Exactly reproduce each record listed below.

[start RECORDS SHOWN]

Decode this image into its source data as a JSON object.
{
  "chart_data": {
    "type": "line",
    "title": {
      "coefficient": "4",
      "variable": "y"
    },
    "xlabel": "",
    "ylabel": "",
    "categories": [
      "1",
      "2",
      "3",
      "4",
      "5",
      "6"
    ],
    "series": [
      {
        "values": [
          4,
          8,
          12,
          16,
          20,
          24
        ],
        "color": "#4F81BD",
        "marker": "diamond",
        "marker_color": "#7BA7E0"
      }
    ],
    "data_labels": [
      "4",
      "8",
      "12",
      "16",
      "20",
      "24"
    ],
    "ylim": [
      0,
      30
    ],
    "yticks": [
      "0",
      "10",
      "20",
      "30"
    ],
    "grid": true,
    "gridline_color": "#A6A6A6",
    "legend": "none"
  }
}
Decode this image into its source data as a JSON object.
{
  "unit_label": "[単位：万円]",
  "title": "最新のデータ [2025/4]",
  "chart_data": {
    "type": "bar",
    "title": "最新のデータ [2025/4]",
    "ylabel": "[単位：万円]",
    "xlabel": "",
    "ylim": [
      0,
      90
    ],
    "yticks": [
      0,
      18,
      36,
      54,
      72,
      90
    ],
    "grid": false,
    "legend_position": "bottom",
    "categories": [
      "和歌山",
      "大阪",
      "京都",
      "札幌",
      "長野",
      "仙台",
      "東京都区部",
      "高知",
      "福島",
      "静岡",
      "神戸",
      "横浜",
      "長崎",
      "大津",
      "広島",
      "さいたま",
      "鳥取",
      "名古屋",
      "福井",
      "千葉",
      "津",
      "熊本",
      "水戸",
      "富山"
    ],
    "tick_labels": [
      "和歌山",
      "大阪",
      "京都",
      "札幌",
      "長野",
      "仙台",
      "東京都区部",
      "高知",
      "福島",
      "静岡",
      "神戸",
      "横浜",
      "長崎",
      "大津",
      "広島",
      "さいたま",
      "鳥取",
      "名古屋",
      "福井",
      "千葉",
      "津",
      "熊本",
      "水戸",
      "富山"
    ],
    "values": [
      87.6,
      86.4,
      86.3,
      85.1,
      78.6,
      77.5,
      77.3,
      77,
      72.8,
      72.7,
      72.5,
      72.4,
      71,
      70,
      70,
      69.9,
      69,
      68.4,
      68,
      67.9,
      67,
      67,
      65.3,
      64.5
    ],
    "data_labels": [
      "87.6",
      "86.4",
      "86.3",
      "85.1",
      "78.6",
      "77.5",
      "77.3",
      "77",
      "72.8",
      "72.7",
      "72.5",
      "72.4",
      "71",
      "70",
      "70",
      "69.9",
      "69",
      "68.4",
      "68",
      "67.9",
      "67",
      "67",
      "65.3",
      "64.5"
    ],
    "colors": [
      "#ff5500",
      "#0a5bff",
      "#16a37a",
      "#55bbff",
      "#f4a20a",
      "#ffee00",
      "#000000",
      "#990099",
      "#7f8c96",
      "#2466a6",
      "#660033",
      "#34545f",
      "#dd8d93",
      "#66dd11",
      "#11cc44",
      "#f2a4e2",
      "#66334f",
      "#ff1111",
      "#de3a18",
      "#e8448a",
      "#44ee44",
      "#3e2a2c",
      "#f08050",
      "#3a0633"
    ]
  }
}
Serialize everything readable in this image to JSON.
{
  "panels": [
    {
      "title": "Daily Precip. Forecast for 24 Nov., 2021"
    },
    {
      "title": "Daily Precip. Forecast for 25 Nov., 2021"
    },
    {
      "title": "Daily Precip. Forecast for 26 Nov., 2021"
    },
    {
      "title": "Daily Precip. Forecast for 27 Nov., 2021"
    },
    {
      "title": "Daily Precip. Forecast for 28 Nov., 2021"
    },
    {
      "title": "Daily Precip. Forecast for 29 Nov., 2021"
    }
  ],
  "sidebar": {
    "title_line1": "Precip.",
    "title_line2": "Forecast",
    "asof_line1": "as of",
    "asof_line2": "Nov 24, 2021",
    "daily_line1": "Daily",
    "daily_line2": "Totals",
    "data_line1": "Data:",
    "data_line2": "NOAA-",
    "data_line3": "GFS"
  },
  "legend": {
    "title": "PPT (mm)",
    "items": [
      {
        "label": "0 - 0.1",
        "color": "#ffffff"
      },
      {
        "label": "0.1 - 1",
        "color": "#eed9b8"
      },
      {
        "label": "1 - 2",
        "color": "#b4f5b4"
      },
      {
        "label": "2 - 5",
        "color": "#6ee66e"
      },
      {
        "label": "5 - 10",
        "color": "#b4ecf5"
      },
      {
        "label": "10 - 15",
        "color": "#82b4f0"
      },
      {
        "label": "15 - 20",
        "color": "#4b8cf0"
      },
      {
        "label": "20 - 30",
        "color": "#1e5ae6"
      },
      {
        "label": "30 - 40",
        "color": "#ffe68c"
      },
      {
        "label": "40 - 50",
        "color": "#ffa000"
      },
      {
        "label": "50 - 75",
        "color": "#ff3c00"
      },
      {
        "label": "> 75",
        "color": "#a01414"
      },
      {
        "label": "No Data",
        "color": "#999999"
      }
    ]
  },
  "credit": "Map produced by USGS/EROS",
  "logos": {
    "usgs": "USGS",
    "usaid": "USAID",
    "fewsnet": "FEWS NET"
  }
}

[end RECORDS SHOWN]

## OUTPUT FOR THIS EXERCISE
Decode this image into its source data as a JSON object.
{
  "chart_data": {
    "type": "line",
    "title": {
      "coefficient": "4",
      "variable": "y"
    },
    "xlabel": "",
    "ylabel": "",
    "categories": [
      "1",
      "2",
      "3",
      "4",
      "5",
      "6"
    ],
    "series": [
      {
        "values": [
          4,
          8,
          12,
          16,
          20,
          24
        ],
        "color": "#4F81BD",
        "marker": "diamond",
        "marker_color": "#7BA7E0"
      }
    ],
    "data_labels": [
      "4",
      "8",
      "12",
      "16",
      "20",
      "24"
    ],
    "ylim": [
      0,
      30
    ],
    "yticks": [
      "0",
      "10",
      "20",
      "30"
    ],
    "grid": true,
    "gridline_color": "#A6A6A6",
    "legend": "none"
  }
}
Decode this image into its source data as a JSON object.
{
  "unit_label": "[単位：万円]",
  "title": "最新のデータ [2025/4]",
  "chart_data": {
    "type": "bar",
    "title": "最新のデータ [2025/4]",
    "ylabel": "[単位：万円]",
    "xlabel": "",
    "ylim": [
      0,
      90
    ],
    "yticks": [
      0,
      18,
      36,
      54,
      72,
      90
    ],
    "grid": false,
    "legend_position": "bottom",
    "categories": [
      "和歌山",
      "大阪",
      "京都",
      "札幌",
      "長野",
      "仙台",
      "東京都区部",
      "高知",
      "福島",
      "静岡",
      "神戸",
      "横浜",
      "長崎",
      "大津",
      "広島",
      "さいたま",
      "鳥取",
      "名古屋",
      "福井",
      "千葉",
      "津",
      "熊本",
      "水戸",
      "富山"
    ],
    "tick_labels": [
      "和歌山",
      "大阪",
      "京都",
      "札幌",
      "長野",
      "仙台",
      "東京都区部",
      "高知",
      "福島",
      "静岡",
      "神戸",
      "横浜",
      "長崎",
      "大津",
      "広島",
      "さいたま",
      "鳥取",
      "名古屋",
      "福井",
      "千葉",
      "津",
      "熊本",
      "水戸",
      "富山"
    ],
    "values": [
      87.6,
      86.4,
      86.3,
      85.1,
      78.6,
      77.5,
      77.3,
      77,
      72.8,
      72.7,
      72.5,
      72.4,
      71,
      70,
      70,
      69.9,
      69,
      68.4,
      68,
      67.9,
      67,
      67,
      65.3,
      64.5
    ],
    "data_labels": [
      "87.6",
      "86.4",
      "86.3",
      "85.1",
      "78.6",
      "77.5",
      "77.3",
      "77",
      "72.8",
      "72.7",
      "72.5",
      "72.4",
      "71",
      "70",
      "70",
      "69.9",
      "69",
      "68.4",
      "68",
      "67.9",
      "67",
      "67",
      "65.3",
      "64.5"
    ],
    "colors": [
      "#ff5500",
      "#0a5bff",
      "#16a37a",
      "#55bbff",
      "#f4a20a",
      "#ffee00",
      "#000000",
      "#990099",
      "#7f8c96",
      "#2466a6",
      "#660033",
      "#34545f",
      "#dd8d93",
      "#66dd11",
      "#11cc44",
      "#f2a4e2",
      "#66334f",
      "#ff1111",
      "#de3a18",
      "#e8448a",
      "#44ee44",
      "#3e2a2c",
      "#f08050",
      "#3a0633"
    ]
  }
}
Serialize everything readable in this image to JSON.
{
  "panels": [
    {
      "title": "Daily Precip. Forecast for 24 Nov., 2021"
    },
    {
      "title": "Daily Precip. Forecast for 25 Nov., 2021"
    },
    {
      "title": "Daily Precip. Forecast for 26 Nov., 2021"
    },
    {
      "title": "Daily Precip. Forecast for 27 Nov., 2021"
    },
    {
      "title": "Daily Precip. Forecast for 28 Nov., 2021"
    },
    {
      "title": "Daily Precip. Forecast for 29 Nov., 2021"
    }
  ],
  "sidebar": {
    "title_line1": "Precip.",
    "title_line2": "Forecast",
    "asof_line1": "as of",
    "asof_line2": "Nov 24, 2021",
    "daily_line1": "Daily",
    "daily_line2": "Totals",
    "data_line1": "Data:",
    "data_line2": "NOAA-",
    "data_line3": "GFS"
  },
  "legend": {
    "title": "PPT (mm)",
    "items": [
      {
        "label": "0 - 0.1",
        "color": "#ffffff"
      },
      {
        "label": "0.1 - 1",
        "color": "#eed9b8"
      },
      {
        "label": "1 - 2",
        "color": "#b4f5b4"
      },
      {
        "label": "2 - 5",
        "color": "#6ee66e"
      },
      {
        "label": "5 - 10",
        "color": "#b4ecf5"
      },
      {
        "label": "10 - 15",
        "color": "#82b4f0"
      },
      {
        "label": "15 - 20",
        "color": "#4b8cf0"
      },
      {
        "label": "20 - 30",
        "color": "#1e5ae6"
      },
      {
        "label": "30 - 40",
        "color": "#ffe68c"
      },
      {
        "label": "40 - 50",
        "color": "#ffa000"
      },
      {
        "label": "50 - 75",
        "color": "#ff3c00"
      },
      {
        "label": "> 75",
        "color": "#a01414"
      },
      {
        "label": "No Data",
        "color": "#999999"
      }
    ]
  },
  "credit": "Map produced by USGS/EROS",
  "logos": {
    "usgs": "USGS",
    "usaid": "USAID",
    "fewsnet": "FEWS NET"
  }
}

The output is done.